§ **Stated exercise**
Write out all records as given; omit images.

— Start of Exercise inputs —

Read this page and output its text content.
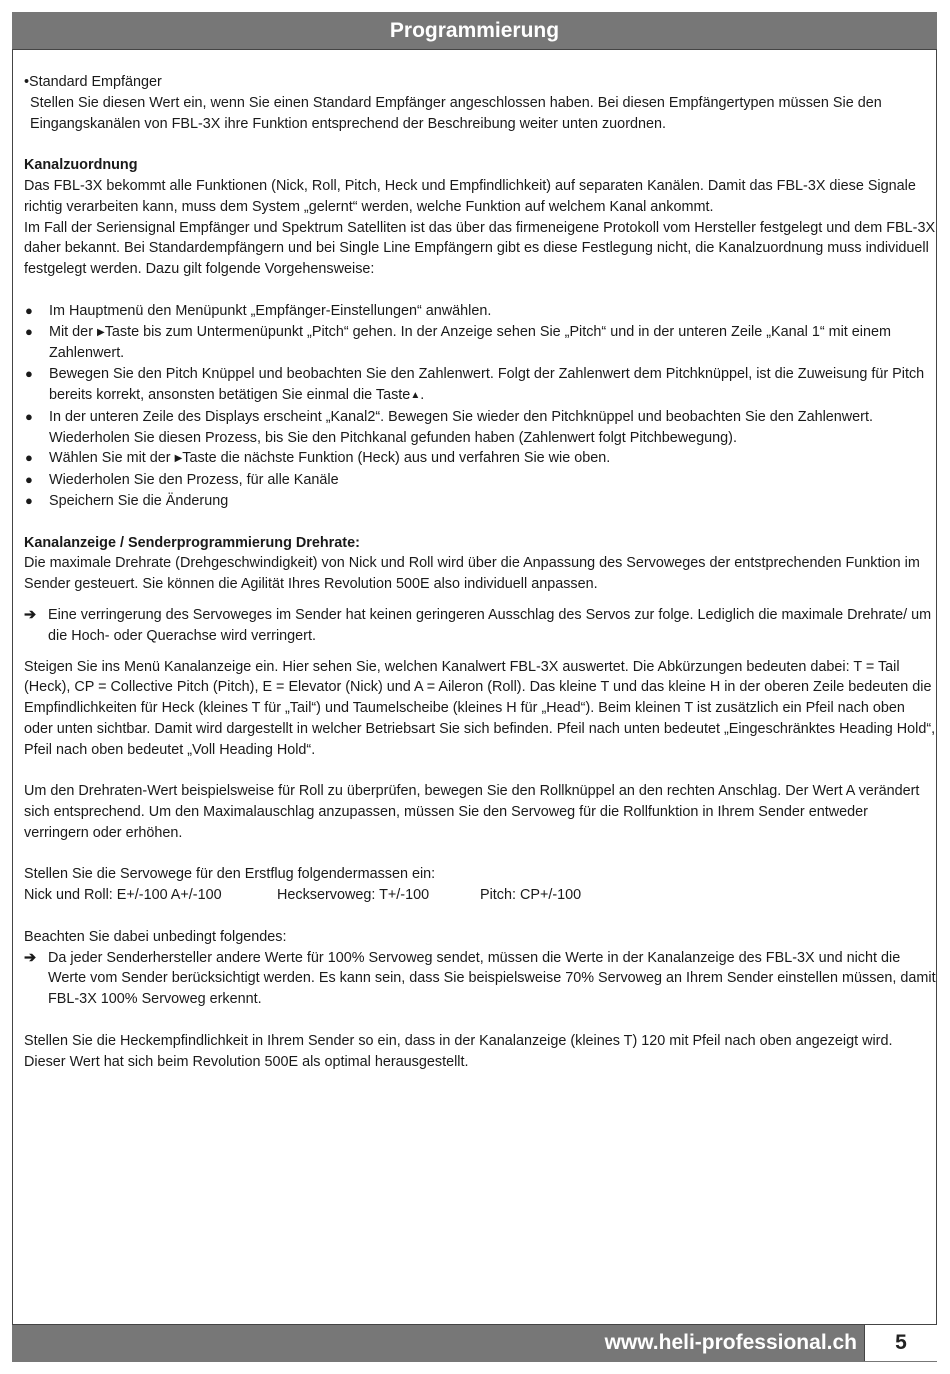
Programmierung

•Standard Empfänger

Stellen Sie diesen Wert ein, wenn Sie einen Standard Empfänger angeschlossen haben. Bei diesen Empfängertypen müssen Sie den Eingangskanälen von FBL-3X ihre Funktion entsprechend der Beschreibung weiter unten zuordnen.

Kanalzuordnung

Das FBL-3X bekommt alle Funktionen (Nick, Roll, Pitch, Heck und Empfindlichkeit) auf separaten Kanälen. Damit das FBL-3X diese Signale richtig verarbeiten kann, muss dem System „gelernt“ werden, welche Funktion auf welchem Kanal ankommt.

Im Fall der Seriensignal Empfänger und Spektrum Satelliten ist das über das firmeneigene Protokoll vom Hersteller festgelegt und dem FBL-3X daher bekannt. Bei Standardempfängern und bei Single Line Empfängern gibt es diese Festlegung nicht, die Kanalzuordnung muss individuell festgelegt werden. Dazu gilt folgende Vorgehensweise:

● Im Hauptmenü den Menüpunkt „Empfänger-Einstellungen“ anwählen.
● Mit der ▶Taste bis zum Untermenüpunkt „Pitch“ gehen. In der Anzeige sehen Sie „Pitch“ und in der unteren Zeile „Kanal 1“ mit einem Zahlenwert.
● Bewegen Sie den Pitch Knüppel und beobachten Sie den Zahlenwert. Folgt der Zahlenwert dem Pitchknüppel, ist die Zuweisung für Pitch bereits korrekt, ansonsten betätigen Sie einmal die Taste▲.
● In der unteren Zeile des Displays erscheint „Kanal2“. Bewegen Sie wieder den Pitchknüppel und beobachten Sie den Zahlenwert. Wiederholen Sie diesen Prozess, bis Sie den Pitchkanal gefunden haben (Zahlenwert folgt Pitchbewegung).
● Wählen Sie mit der ▶Taste die nächste Funktion (Heck) aus und verfahren Sie wie oben.
● Wiederholen Sie den Prozess, für alle Kanäle
● Speichern Sie die Änderung

Kanalanzeige / Senderprogrammierung Drehrate:

Die maximale Drehrate (Drehgeschwindigkeit) von Nick und Roll wird über die Anpassung des Servoweges der entstprechenden Funktion im Sender gesteuert. Sie können die Agilität Ihres Revolution 500E also individuell anpassen.

➔ Eine verringerung des Servoweges im Sender hat keinen geringeren Ausschlag des Servos zur folge. Lediglich die maximale Drehrate/ um die Hoch- oder Querachse wird verringert.

Steigen Sie ins Menü Kanalanzeige ein. Hier sehen Sie, welchen Kanalwert FBL-3X auswertet. Die Abkürzungen bedeuten dabei: T = Tail (Heck), CP = Collective Pitch (Pitch), E = Elevator (Nick) und A = Aileron (Roll). Das kleine T und das kleine H in der oberen Zeile bedeuten die Empfindlichkeiten für Heck (kleines T für „Tail“) und Taumelscheibe (kleines H für „Head“). Beim kleinen T ist zusätzlich ein Pfeil nach oben oder unten sichtbar. Damit wird dargestellt in welcher Betriebsart Sie sich befinden. Pfeil nach unten bedeutet „Eingeschränktes Heading Hold“, Pfeil nach oben bedeutet „Voll Heading Hold“.

Um den Drehraten-Wert beispielsweise für Roll zu überprüfen, bewegen Sie den Rollknüppel an den rechten Anschlag. Der Wert A verändert sich entsprechend. Um den Maximalauschlag anzupassen, müssen Sie den Servoweg für die Rollfunktion in Ihrem Sender entweder verringern oder erhöhen.

Stellen Sie die Servowege für den Erstflug folgendermassen ein:

Nick und Roll: E+/-100 A+/-100	Heckservoweg: T+/-100	Pitch: CP+/-100

Beachten Sie dabei unbedingt folgendes:

➔ Da jeder Senderhersteller andere Werte für 100% Servoweg sendet, müssen die Werte in der Kanalanzeige des FBL-3X und nicht die Werte vom Sender berücksichtigt werden. Es kann sein, dass Sie beispielsweise 70% Servoweg an Ihrem Sender einstellen müssen, damit FBL-3X 100% Servoweg erkennt.

Stellen Sie die Heckempfindlichkeit in Ihrem Sender so ein, dass in der Kanalanzeige (kleines T) 120 mit Pfeil nach oben angezeigt wird. Dieser Wert hat sich beim Revolution 500E als optimal herausgestellt.

www.heli-professional.ch	5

— End of Exercise inputs —

§ **Result**
Read this page and output its text content.
Programmierung

•Standard Empfänger

Stellen Sie diesen Wert ein, wenn Sie einen Standard Empfänger angeschlossen haben. Bei diesen Empfängertypen müssen Sie den Eingangskanälen von FBL-3X ihre Funktion entsprechend der Beschreibung weiter unten zuordnen.

Kanalzuordnung

Das FBL-3X bekommt alle Funktionen (Nick, Roll, Pitch, Heck und Empfindlichkeit) auf separaten Kanälen. Damit das FBL-3X diese Signale richtig verarbeiten kann, muss dem System „gelernt“ werden, welche Funktion auf welchem Kanal ankommt.

Im Fall der Seriensignal Empfänger und Spektrum Satelliten ist das über das firmeneigene Protokoll vom Hersteller festgelegt und dem FBL-3X daher bekannt. Bei Standardempfängern und bei Single Line Empfängern gibt es diese Festlegung nicht, die Kanalzuordnung muss individuell festgelegt werden. Dazu gilt folgende Vorgehensweise:

● Im Hauptmenü den Menüpunkt „Empfänger-Einstellungen“ anwählen.
● Mit der ▶Taste bis zum Untermenüpunkt „Pitch“ gehen. In der Anzeige sehen Sie „Pitch“ und in der unteren Zeile „Kanal 1“ mit einem Zahlenwert.
● Bewegen Sie den Pitch Knüppel und beobachten Sie den Zahlenwert. Folgt der Zahlenwert dem Pitchknüppel, ist die Zuweisung für Pitch bereits korrekt, ansonsten betätigen Sie einmal die Taste▲.
● In der unteren Zeile des Displays erscheint „Kanal2“. Bewegen Sie wieder den Pitchknüppel und beobachten Sie den Zahlenwert. Wiederholen Sie diesen Prozess, bis Sie den Pitchkanal gefunden haben (Zahlenwert folgt Pitchbewegung).
● Wählen Sie mit der ▶Taste die nächste Funktion (Heck) aus und verfahren Sie wie oben.
● Wiederholen Sie den Prozess, für alle Kanäle
● Speichern Sie die Änderung

Kanalanzeige / Senderprogrammierung Drehrate:

Die maximale Drehrate (Drehgeschwindigkeit) von Nick und Roll wird über die Anpassung des Servoweges der entstprechenden Funktion im Sender gesteuert. Sie können die Agilität Ihres Revolution 500E also individuell anpassen.

➔ Eine verringerung des Servoweges im Sender hat keinen geringeren Ausschlag des Servos zur folge. Lediglich die maximale Drehrate/ um die Hoch- oder Querachse wird verringert.

Steigen Sie ins Menü Kanalanzeige ein. Hier sehen Sie, welchen Kanalwert FBL-3X auswertet. Die Abkürzungen bedeuten dabei: T = Tail (Heck), CP = Collective Pitch (Pitch), E = Elevator (Nick) und A = Aileron (Roll). Das kleine T und das kleine H in der oberen Zeile bedeuten die Empfindlichkeiten für Heck (kleines T für „Tail“) und Taumelscheibe (kleines H für „Head“). Beim kleinen T ist zusätzlich ein Pfeil nach oben oder unten sichtbar. Damit wird dargestellt in welcher Betriebsart Sie sich befinden. Pfeil nach unten bedeutet „Eingeschränktes Heading Hold“, Pfeil nach oben bedeutet „Voll Heading Hold“.

Um den Drehraten-Wert beispielsweise für Roll zu überprüfen, bewegen Sie den Rollknüppel an den rechten Anschlag. Der Wert A verändert sich entsprechend. Um den Maximalauschlag anzupassen, müssen Sie den Servoweg für die Rollfunktion in Ihrem Sender entweder verringern oder erhöhen.

Stellen Sie die Servowege für den Erstflug folgendermassen ein:

Nick und Roll: E+/-100 A+/-100	Heckservoweg: T+/-100	Pitch: CP+/-100

Beachten Sie dabei unbedingt folgendes:

➔ Da jeder Senderhersteller andere Werte für 100% Servoweg sendet, müssen die Werte in der Kanalanzeige des FBL-3X und nicht die Werte vom Sender berücksichtigt werden. Es kann sein, dass Sie beispielsweise 70% Servoweg an Ihrem Sender einstellen müssen, damit FBL-3X 100% Servoweg erkennt.

Stellen Sie die Heckempfindlichkeit in Ihrem Sender so ein, dass in der Kanalanzeige (kleines T) 120 mit Pfeil nach oben angezeigt wird. Dieser Wert hat sich beim Revolution 500E als optimal herausgestellt.

www.heli-professional.ch	5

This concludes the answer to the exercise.